(Elenchi di regioni annotate)
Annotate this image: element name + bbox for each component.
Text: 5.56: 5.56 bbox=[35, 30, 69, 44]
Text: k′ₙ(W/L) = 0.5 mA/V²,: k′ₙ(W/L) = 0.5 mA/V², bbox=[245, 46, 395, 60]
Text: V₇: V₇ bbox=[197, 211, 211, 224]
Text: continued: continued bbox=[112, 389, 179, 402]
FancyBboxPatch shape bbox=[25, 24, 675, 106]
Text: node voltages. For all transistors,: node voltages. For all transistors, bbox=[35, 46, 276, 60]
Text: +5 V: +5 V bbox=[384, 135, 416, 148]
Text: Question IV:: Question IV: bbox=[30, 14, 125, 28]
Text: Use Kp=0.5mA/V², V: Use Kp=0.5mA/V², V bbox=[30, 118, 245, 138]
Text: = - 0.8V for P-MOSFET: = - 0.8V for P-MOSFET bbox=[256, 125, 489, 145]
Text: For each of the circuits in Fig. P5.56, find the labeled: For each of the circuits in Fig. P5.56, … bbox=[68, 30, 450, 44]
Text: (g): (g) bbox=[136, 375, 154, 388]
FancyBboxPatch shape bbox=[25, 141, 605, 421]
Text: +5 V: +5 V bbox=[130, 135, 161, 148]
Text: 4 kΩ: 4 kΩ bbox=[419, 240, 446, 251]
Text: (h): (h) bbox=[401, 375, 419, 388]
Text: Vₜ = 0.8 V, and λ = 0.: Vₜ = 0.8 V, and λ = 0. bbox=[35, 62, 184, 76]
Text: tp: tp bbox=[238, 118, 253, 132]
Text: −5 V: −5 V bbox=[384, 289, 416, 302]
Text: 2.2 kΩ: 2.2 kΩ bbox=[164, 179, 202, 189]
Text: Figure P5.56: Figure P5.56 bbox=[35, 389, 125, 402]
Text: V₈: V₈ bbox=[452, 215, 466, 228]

**REQUISITI:**
Riscrivi queste righe per tutti i record, sostituendo "2.2 kΩ" con "3.3 kΩ" e lasciando invariato tutto il resto.

**RISULTATO:**
Annotate this image: element name + bbox for each component.
Text: 5.56: 5.56 bbox=[35, 30, 69, 44]
Text: k′ₙ(W/L) = 0.5 mA/V²,: k′ₙ(W/L) = 0.5 mA/V², bbox=[245, 46, 395, 60]
Text: V₇: V₇ bbox=[197, 211, 211, 224]
Text: continued: continued bbox=[112, 389, 179, 402]
FancyBboxPatch shape bbox=[25, 24, 675, 106]
Text: node voltages. For all transistors,: node voltages. For all transistors, bbox=[35, 46, 276, 60]
Text: +5 V: +5 V bbox=[384, 135, 416, 148]
Text: Question IV:: Question IV: bbox=[30, 14, 125, 28]
Text: Use Kp=0.5mA/V², V: Use Kp=0.5mA/V², V bbox=[30, 118, 245, 138]
Text: = - 0.8V for P-MOSFET: = - 0.8V for P-MOSFET bbox=[256, 125, 489, 145]
Text: For each of the circuits in Fig. P5.56, find the labeled: For each of the circuits in Fig. P5.56, … bbox=[68, 30, 450, 44]
Text: (g): (g) bbox=[136, 375, 154, 388]
FancyBboxPatch shape bbox=[25, 141, 605, 421]
Text: +5 V: +5 V bbox=[130, 135, 161, 148]
Text: 4 kΩ: 4 kΩ bbox=[419, 240, 446, 251]
Text: (h): (h) bbox=[401, 375, 419, 388]
Text: Vₜ = 0.8 V, and λ = 0.: Vₜ = 0.8 V, and λ = 0. bbox=[35, 62, 184, 76]
Text: tp: tp bbox=[238, 118, 253, 132]
Text: −5 V: −5 V bbox=[384, 289, 416, 302]
Text: 3.3 kΩ: 3.3 kΩ bbox=[164, 179, 202, 189]
Text: Figure P5.56: Figure P5.56 bbox=[35, 389, 125, 402]
Text: V₈: V₈ bbox=[452, 215, 466, 228]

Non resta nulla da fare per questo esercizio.